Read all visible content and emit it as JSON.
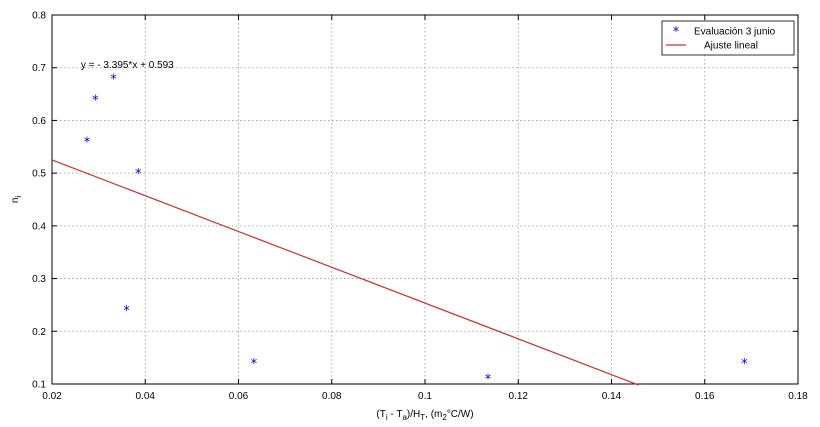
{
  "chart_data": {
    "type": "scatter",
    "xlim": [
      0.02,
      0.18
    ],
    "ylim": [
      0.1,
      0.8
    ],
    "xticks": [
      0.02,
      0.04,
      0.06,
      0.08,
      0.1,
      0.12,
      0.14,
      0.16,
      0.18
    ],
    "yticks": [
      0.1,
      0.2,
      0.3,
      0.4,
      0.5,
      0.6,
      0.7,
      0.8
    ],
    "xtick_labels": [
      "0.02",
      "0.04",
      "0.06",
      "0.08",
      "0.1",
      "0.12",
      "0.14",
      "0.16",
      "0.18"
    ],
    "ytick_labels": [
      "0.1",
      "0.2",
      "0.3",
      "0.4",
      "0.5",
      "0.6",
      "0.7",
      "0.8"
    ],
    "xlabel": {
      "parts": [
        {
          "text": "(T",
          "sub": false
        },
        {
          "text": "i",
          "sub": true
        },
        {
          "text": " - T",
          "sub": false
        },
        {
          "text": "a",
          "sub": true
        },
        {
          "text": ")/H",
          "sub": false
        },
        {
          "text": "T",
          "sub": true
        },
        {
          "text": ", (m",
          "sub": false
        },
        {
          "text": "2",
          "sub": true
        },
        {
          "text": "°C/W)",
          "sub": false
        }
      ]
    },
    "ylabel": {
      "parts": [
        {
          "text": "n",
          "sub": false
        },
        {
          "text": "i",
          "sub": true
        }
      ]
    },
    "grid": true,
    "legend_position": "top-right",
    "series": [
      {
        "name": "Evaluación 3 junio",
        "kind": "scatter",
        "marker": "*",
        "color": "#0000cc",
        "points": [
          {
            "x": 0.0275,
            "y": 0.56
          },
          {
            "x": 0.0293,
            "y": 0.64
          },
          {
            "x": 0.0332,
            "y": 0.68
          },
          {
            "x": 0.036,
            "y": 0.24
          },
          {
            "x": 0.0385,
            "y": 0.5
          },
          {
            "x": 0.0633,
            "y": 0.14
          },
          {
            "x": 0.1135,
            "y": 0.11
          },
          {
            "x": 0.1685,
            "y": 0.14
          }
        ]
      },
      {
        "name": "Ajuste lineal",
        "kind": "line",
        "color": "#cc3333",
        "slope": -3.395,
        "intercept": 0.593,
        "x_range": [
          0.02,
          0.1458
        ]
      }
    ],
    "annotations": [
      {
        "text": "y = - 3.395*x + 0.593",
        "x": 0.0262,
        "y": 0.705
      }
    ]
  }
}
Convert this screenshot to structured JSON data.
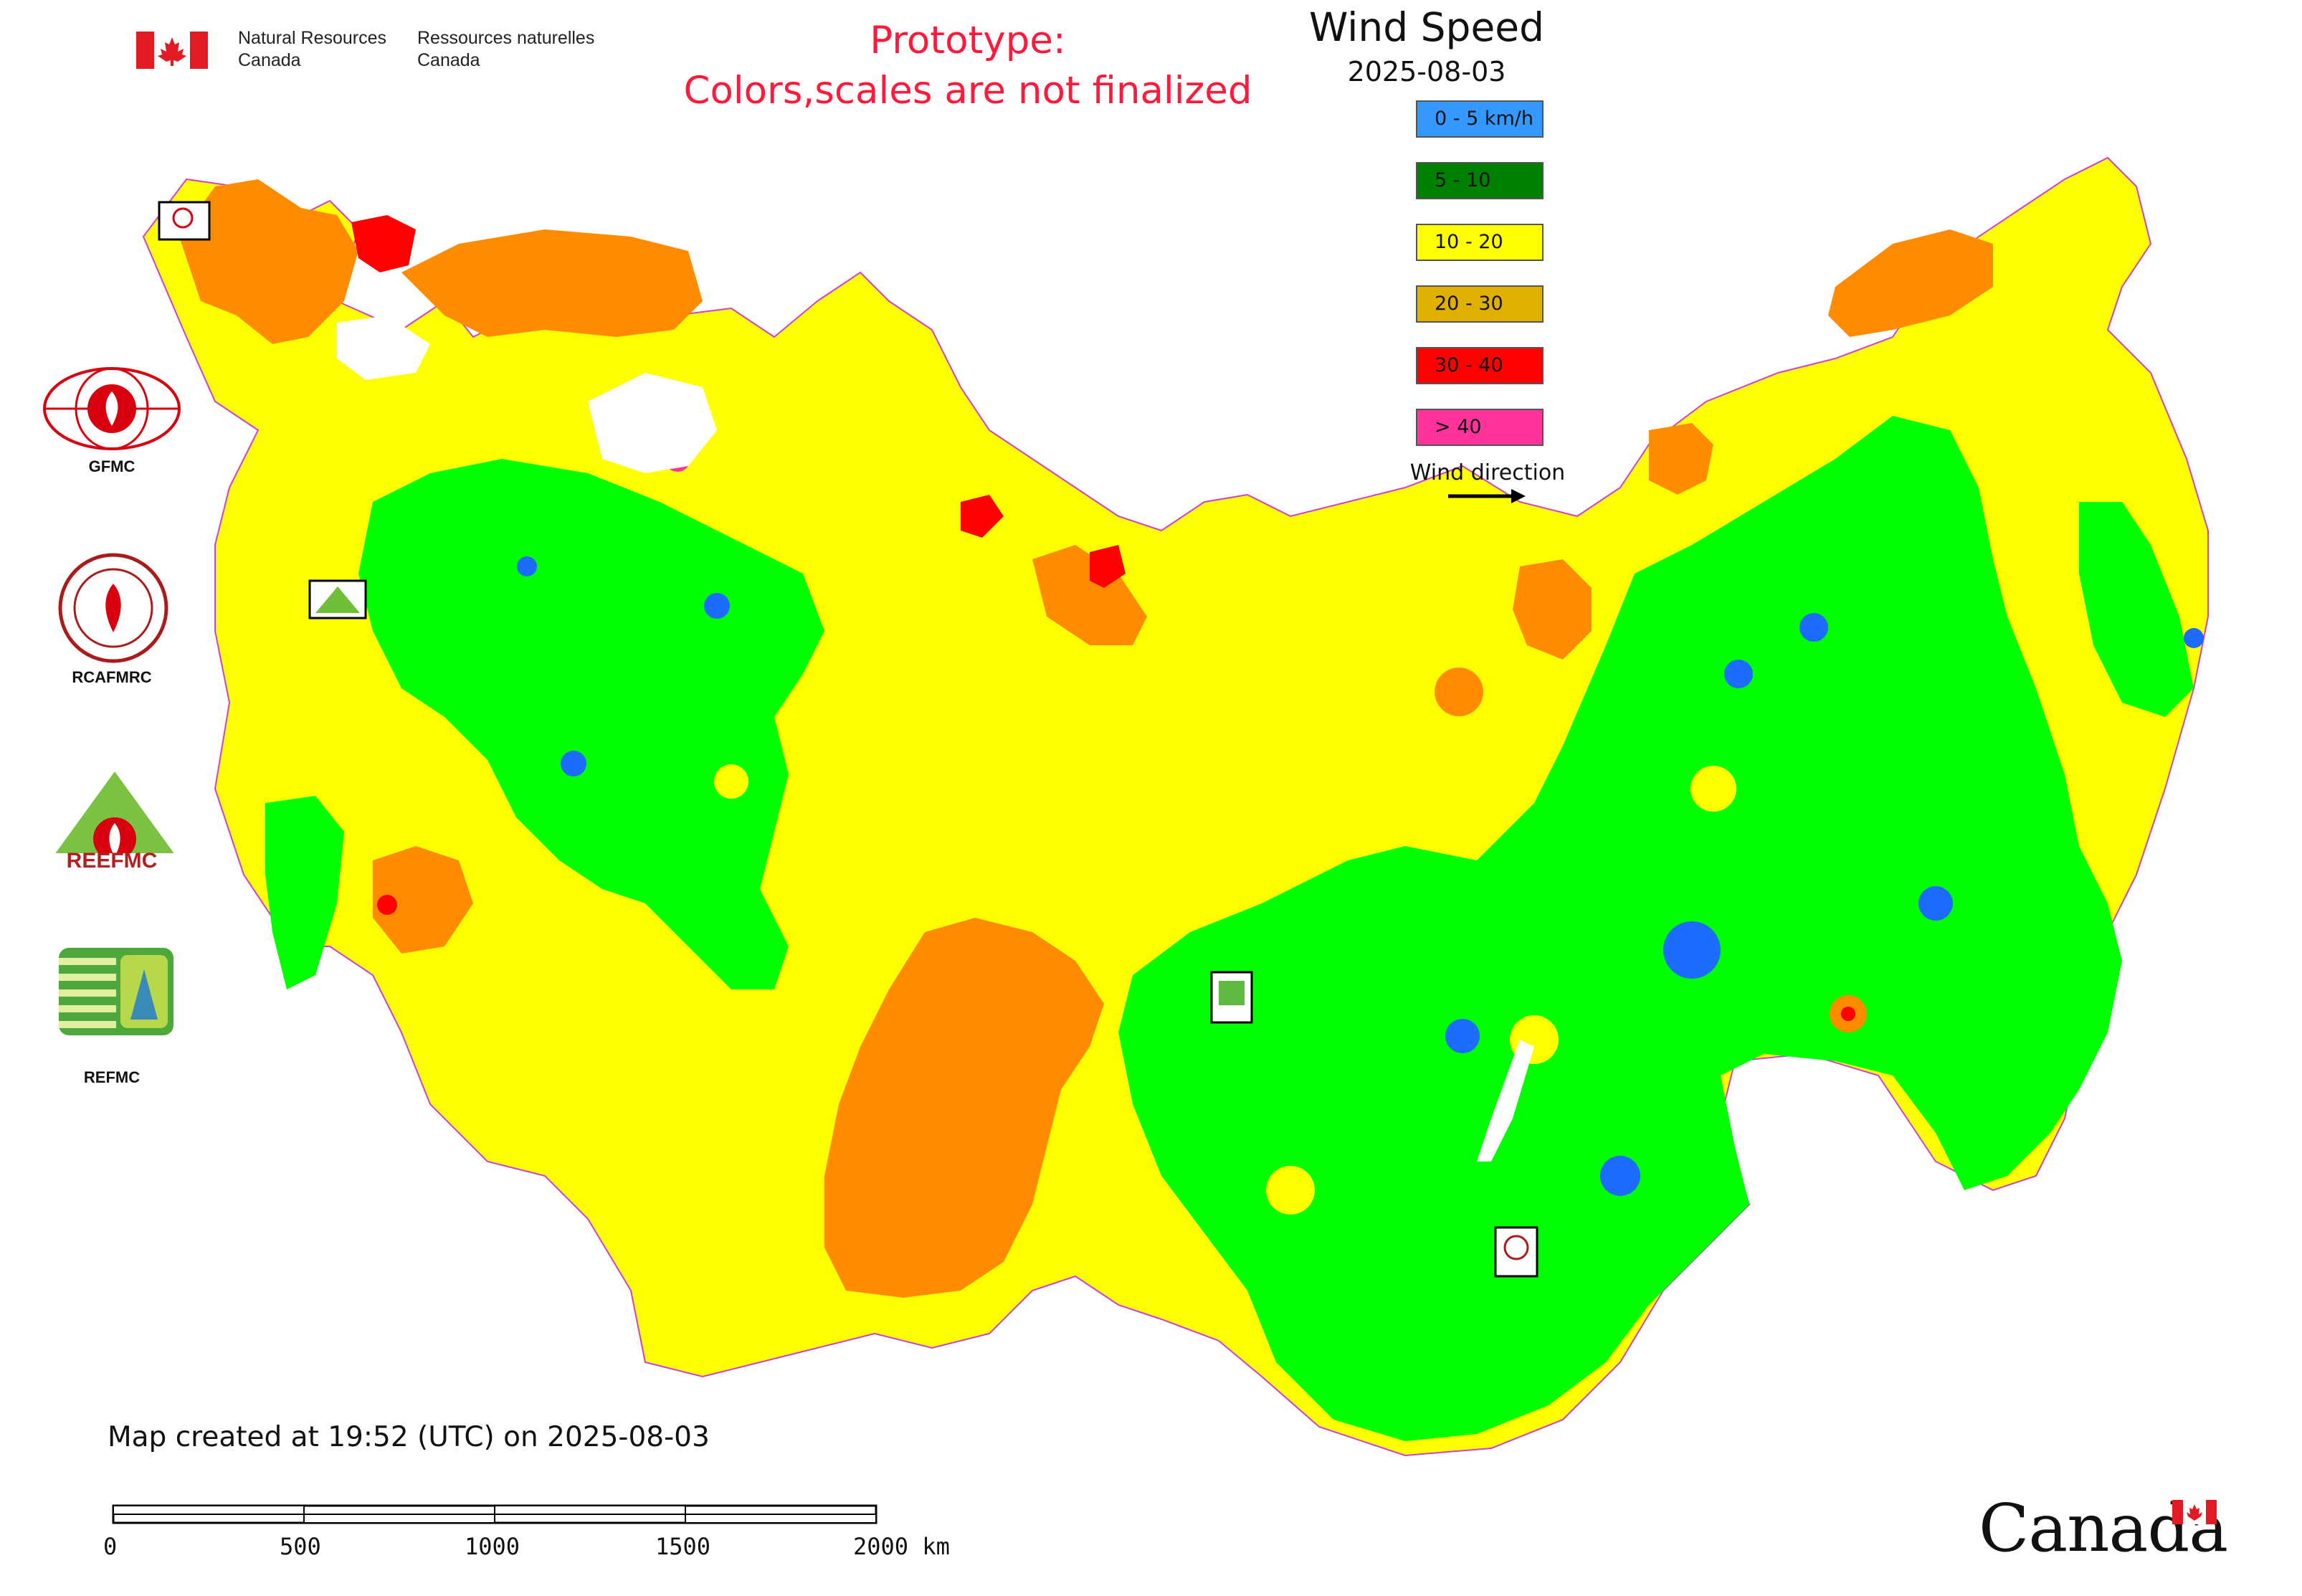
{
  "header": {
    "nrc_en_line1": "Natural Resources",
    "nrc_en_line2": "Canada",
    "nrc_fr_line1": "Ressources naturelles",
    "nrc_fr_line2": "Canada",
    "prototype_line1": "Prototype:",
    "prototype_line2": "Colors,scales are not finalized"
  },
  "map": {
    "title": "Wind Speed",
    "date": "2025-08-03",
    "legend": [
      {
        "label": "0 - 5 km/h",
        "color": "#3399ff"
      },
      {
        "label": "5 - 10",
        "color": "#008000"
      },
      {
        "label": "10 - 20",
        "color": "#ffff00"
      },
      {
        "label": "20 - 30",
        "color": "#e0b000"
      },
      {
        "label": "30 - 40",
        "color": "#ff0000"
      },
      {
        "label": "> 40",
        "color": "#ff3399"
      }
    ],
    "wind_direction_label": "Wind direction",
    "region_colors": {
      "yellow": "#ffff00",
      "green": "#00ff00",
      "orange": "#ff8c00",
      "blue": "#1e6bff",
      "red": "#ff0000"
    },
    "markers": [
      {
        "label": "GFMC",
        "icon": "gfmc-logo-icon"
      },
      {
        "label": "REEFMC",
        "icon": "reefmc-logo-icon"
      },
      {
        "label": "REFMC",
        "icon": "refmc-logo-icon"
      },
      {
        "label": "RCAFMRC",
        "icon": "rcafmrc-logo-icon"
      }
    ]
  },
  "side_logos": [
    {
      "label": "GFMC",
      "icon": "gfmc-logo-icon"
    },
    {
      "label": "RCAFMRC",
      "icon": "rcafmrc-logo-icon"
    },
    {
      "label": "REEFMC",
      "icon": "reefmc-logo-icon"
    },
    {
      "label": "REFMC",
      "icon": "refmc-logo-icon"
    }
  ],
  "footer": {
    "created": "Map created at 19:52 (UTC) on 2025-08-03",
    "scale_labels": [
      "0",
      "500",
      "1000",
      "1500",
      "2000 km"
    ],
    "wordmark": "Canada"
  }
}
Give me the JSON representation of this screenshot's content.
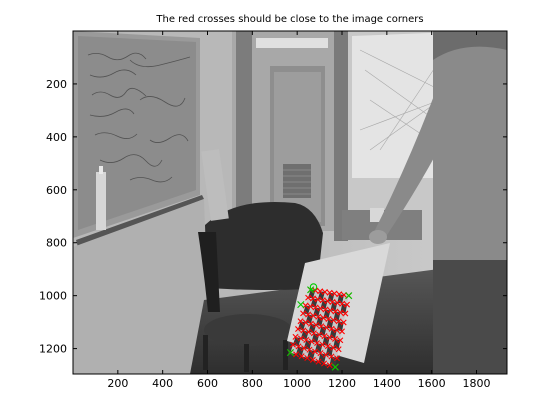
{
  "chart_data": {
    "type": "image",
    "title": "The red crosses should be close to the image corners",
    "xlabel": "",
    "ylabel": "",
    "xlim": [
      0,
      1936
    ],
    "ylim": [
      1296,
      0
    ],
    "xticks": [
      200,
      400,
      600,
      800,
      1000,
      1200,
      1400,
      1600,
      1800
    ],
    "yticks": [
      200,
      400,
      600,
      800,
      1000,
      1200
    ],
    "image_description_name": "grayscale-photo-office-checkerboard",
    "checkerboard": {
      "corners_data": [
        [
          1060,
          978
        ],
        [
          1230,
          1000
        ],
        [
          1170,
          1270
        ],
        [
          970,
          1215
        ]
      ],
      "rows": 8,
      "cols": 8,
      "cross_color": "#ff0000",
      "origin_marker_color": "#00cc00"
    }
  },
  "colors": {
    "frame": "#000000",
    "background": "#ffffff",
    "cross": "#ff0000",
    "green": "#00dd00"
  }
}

^^^^^^^^

* _Directions for this task_: Write the entries above out again exactly, but not the pictures.

* _Solution to this problem_:
Read all visible content and emit it as JSON.
{
  "chart_data": {
    "type": "scatter",
    "xlim": [
      0.02,
      0.18
    ],
    "ylim": [
      0.1,
      0.8
    ],
    "xticks": [
      0.02,
      0.04,
      0.06,
      0.08,
      0.1,
      0.12,
      0.14,
      0.16,
      0.18
    ],
    "yticks": [
      0.1,
      0.2,
      0.3,
      0.4,
      0.5,
      0.6,
      0.7,
      0.8
    ],
    "xtick_labels": [
      "0.02",
      "0.04",
      "0.06",
      "0.08",
      "0.1",
      "0.12",
      "0.14",
      "0.16",
      "0.18"
    ],
    "ytick_labels": [
      "0.1",
      "0.2",
      "0.3",
      "0.4",
      "0.5",
      "0.6",
      "0.7",
      "0.8"
    ],
    "xlabel": {
      "parts": [
        {
          "text": "(T",
          "sub": false
        },
        {
          "text": "i",
          "sub": true
        },
        {
          "text": " - T",
          "sub": false
        },
        {
          "text": "a",
          "sub": true
        },
        {
          "text": ")/H",
          "sub": false
        },
        {
          "text": "T",
          "sub": true
        },
        {
          "text": ", (m",
          "sub": false
        },
        {
          "text": "2",
          "sub": true
        },
        {
          "text": "°C/W)",
          "sub": false
        }
      ]
    },
    "ylabel": {
      "parts": [
        {
          "text": "n",
          "sub": false
        },
        {
          "text": "i",
          "sub": true
        }
      ]
    },
    "grid": true,
    "legend_position": "top-right",
    "series": [
      {
        "name": "Evaluación 3 junio",
        "kind": "scatter",
        "marker": "*",
        "color": "#0000cc",
        "points": [
          {
            "x": 0.0275,
            "y": 0.56
          },
          {
            "x": 0.0293,
            "y": 0.64
          },
          {
            "x": 0.0332,
            "y": 0.68
          },
          {
            "x": 0.036,
            "y": 0.24
          },
          {
            "x": 0.0385,
            "y": 0.5
          },
          {
            "x": 0.0633,
            "y": 0.14
          },
          {
            "x": 0.1135,
            "y": 0.11
          },
          {
            "x": 0.1685,
            "y": 0.14
          }
        ]
      },
      {
        "name": "Ajuste lineal",
        "kind": "line",
        "color": "#cc3333",
        "slope": -3.395,
        "intercept": 0.593,
        "x_range": [
          0.02,
          0.1458
        ]
      }
    ],
    "annotations": [
      {
        "text": "y = - 3.395*x + 0.593",
        "x": 0.0262,
        "y": 0.705
      }
    ]
  }
}
Convert this screenshot to structured JSON data.
{
  "header": {
    "nrc_en_line1": "Natural Resources",
    "nrc_en_line2": "Canada",
    "nrc_fr_line1": "Ressources naturelles",
    "nrc_fr_line2": "Canada",
    "prototype_line1": "Prototype:",
    "prototype_line2": "Colors,scales are not finalized"
  },
  "map": {
    "title": "Wind Speed",
    "date": "2025-08-03",
    "legend": [
      {
        "label": "0 - 5 km/h",
        "color": "#3399ff"
      },
      {
        "label": "5 - 10",
        "color": "#008000"
      },
      {
        "label": "10 - 20",
        "color": "#ffff00"
      },
      {
        "label": "20 - 30",
        "color": "#e0b000"
      },
      {
        "label": "30 - 40",
        "color": "#ff0000"
      },
      {
        "label": "> 40",
        "color": "#ff3399"
      }
    ],
    "wind_direction_label": "Wind direction",
    "region_colors": {
      "yellow": "#ffff00",
      "green": "#00ff00",
      "orange": "#ff8c00",
      "blue": "#1e6bff",
      "red": "#ff0000"
    },
    "markers": [
      {
        "label": "GFMC",
        "icon": "gfmc-logo-icon"
      },
      {
        "label": "REEFMC",
        "icon": "reefmc-logo-icon"
      },
      {
        "label": "REFMC",
        "icon": "refmc-logo-icon"
      },
      {
        "label": "RCAFMRC",
        "icon": "rcafmrc-logo-icon"
      }
    ]
  },
  "side_logos": [
    {
      "label": "GFMC",
      "icon": "gfmc-logo-icon"
    },
    {
      "label": "RCAFMRC",
      "icon": "rcafmrc-logo-icon"
    },
    {
      "label": "REEFMC",
      "icon": "reefmc-logo-icon"
    },
    {
      "label": "REFMC",
      "icon": "refmc-logo-icon"
    }
  ],
  "footer": {
    "created": "Map created at 19:52 (UTC) on 2025-08-03",
    "scale_labels": [
      "0",
      "500",
      "1000",
      "1500",
      "2000 km"
    ],
    "wordmark": "Canada"
  }
}
Give me the JSON representation of this screenshot's content.
{
  "chart_data": {
    "type": "image",
    "title": "The red crosses should be close to the image corners",
    "xlabel": "",
    "ylabel": "",
    "xlim": [
      0,
      1936
    ],
    "ylim": [
      1296,
      0
    ],
    "xticks": [
      200,
      400,
      600,
      800,
      1000,
      1200,
      1400,
      1600,
      1800
    ],
    "yticks": [
      200,
      400,
      600,
      800,
      1000,
      1200
    ],
    "image_description_name": "grayscale-photo-office-checkerboard",
    "checkerboard": {
      "corners_data": [
        [
          1060,
          978
        ],
        [
          1230,
          1000
        ],
        [
          1170,
          1270
        ],
        [
          970,
          1215
        ]
      ],
      "rows": 8,
      "cols": 8,
      "cross_color": "#ff0000",
      "origin_marker_color": "#00cc00"
    }
  },
  "colors": {
    "frame": "#000000",
    "background": "#ffffff",
    "cross": "#ff0000",
    "green": "#00dd00"
  }
}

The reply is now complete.